INPUT FOR THIS TASK
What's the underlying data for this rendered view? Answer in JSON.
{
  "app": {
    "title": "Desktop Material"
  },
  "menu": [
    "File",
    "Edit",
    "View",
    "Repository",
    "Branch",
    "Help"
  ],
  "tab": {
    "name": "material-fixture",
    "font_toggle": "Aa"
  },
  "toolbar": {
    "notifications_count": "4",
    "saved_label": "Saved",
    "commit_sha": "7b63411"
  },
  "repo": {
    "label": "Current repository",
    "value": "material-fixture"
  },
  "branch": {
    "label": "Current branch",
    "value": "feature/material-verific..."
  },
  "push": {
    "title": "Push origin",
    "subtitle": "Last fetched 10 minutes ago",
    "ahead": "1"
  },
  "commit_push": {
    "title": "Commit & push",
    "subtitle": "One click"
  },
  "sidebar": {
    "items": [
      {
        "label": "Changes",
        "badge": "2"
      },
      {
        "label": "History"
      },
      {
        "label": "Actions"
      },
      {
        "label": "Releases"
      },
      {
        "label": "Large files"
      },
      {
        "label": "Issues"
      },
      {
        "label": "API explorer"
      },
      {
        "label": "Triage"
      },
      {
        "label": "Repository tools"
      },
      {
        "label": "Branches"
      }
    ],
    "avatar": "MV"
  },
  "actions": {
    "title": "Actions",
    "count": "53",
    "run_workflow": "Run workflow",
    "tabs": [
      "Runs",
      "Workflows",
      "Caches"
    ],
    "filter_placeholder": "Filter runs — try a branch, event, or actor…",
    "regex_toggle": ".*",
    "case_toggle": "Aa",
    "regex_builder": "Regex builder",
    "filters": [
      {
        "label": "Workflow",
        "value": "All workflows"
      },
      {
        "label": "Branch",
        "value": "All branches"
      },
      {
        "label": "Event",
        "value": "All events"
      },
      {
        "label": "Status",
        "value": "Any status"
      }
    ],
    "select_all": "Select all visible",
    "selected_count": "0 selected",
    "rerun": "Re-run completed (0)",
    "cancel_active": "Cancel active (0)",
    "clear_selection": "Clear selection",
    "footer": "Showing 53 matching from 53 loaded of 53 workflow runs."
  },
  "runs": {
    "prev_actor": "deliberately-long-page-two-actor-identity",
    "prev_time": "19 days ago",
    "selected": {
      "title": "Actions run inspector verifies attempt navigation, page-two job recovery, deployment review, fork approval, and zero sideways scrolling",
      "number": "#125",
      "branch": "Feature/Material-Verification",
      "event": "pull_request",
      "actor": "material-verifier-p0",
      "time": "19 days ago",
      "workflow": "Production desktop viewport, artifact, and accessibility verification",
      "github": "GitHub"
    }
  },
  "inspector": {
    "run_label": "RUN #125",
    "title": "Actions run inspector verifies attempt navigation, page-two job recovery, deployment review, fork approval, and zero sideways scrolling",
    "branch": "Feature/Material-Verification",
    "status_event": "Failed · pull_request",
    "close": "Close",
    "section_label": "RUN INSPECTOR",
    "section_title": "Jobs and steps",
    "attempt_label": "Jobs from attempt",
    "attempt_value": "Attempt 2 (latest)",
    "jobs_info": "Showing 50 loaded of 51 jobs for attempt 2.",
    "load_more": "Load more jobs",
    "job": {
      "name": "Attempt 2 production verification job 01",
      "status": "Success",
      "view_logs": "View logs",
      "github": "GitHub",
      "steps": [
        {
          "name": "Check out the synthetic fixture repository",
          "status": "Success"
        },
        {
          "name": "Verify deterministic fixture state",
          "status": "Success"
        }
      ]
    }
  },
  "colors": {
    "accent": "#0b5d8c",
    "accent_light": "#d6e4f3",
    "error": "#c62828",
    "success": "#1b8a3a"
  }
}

WORK INSTRUCTIONS
Search the data for the string "Current". List each line that has it.

RESULT BELOW
    "label": "Current repository",
    "label": "Current branch",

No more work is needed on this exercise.